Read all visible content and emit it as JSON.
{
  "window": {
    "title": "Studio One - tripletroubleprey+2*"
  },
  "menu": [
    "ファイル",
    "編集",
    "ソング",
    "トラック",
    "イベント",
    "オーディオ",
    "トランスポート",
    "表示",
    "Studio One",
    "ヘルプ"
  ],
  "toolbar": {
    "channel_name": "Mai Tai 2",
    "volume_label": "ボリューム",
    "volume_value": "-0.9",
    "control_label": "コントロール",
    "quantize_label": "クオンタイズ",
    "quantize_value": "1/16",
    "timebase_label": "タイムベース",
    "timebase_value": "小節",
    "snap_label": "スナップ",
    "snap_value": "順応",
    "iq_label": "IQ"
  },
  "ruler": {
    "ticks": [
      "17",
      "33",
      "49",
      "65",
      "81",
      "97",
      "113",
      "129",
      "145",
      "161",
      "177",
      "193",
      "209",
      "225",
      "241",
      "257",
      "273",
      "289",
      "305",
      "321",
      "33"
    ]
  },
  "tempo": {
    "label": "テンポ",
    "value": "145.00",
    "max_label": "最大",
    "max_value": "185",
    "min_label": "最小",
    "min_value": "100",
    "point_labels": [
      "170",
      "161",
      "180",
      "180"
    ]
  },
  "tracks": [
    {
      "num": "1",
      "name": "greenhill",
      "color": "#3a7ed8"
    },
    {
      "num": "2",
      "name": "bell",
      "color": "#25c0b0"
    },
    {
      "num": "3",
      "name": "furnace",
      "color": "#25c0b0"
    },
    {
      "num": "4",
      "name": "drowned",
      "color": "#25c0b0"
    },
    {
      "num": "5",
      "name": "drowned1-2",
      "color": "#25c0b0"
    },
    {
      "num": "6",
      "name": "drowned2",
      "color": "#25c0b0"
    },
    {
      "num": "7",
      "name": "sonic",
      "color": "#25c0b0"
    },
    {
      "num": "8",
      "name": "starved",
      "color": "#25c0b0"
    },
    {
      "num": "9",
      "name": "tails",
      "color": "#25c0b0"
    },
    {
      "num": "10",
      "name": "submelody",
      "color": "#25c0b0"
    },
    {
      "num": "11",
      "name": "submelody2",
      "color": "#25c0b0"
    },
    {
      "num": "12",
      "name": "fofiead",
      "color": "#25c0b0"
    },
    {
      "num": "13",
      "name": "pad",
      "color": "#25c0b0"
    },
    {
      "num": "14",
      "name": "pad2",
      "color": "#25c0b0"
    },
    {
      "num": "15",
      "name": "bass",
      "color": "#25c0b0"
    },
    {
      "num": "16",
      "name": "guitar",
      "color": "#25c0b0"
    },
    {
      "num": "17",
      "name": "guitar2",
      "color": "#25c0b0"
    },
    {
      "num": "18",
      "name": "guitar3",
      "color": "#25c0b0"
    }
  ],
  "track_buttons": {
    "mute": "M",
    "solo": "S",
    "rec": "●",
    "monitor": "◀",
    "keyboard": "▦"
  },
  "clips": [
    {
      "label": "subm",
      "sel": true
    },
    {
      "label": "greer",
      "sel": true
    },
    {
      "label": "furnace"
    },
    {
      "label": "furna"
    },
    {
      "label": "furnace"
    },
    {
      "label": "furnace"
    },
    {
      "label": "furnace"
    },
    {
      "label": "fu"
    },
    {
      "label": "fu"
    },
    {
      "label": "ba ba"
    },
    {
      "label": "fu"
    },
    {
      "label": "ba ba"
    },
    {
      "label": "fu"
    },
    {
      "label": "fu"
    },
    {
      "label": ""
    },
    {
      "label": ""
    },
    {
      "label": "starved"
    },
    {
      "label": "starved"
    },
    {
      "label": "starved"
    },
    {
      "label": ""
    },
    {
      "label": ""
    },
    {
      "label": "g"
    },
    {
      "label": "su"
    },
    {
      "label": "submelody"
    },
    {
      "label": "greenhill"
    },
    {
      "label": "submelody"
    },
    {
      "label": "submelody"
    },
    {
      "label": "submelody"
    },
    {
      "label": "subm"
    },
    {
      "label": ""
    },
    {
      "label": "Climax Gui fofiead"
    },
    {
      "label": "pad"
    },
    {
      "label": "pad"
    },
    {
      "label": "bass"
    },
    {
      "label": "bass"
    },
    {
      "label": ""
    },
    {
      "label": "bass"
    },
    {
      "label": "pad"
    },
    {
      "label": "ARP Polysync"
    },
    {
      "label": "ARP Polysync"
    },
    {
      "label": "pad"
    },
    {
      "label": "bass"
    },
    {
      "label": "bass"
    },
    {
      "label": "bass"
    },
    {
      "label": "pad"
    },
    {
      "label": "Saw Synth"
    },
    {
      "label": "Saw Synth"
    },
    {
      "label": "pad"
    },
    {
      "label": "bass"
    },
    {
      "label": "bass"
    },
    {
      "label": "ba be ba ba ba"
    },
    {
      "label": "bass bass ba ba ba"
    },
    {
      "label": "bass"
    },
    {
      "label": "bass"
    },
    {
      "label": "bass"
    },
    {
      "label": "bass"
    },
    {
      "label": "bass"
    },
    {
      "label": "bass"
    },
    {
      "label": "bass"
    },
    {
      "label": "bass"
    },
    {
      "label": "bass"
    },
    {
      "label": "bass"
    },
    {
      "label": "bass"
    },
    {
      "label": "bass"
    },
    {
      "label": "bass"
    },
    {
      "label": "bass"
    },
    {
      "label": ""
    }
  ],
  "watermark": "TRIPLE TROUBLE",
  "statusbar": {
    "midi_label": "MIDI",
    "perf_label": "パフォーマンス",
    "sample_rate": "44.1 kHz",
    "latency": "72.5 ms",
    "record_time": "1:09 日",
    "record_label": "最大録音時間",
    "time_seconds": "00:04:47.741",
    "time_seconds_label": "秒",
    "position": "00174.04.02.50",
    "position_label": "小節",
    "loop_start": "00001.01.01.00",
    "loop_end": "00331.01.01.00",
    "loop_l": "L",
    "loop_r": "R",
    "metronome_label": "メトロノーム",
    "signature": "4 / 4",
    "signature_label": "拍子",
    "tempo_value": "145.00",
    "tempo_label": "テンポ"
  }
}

━━━━━━━━━━━━━━━━━━━━

Copy every line above that includes the string "Studio".

**Exercise solution:**
    "title": "Studio One - tripletroubleprey+2*"
    "Studio One",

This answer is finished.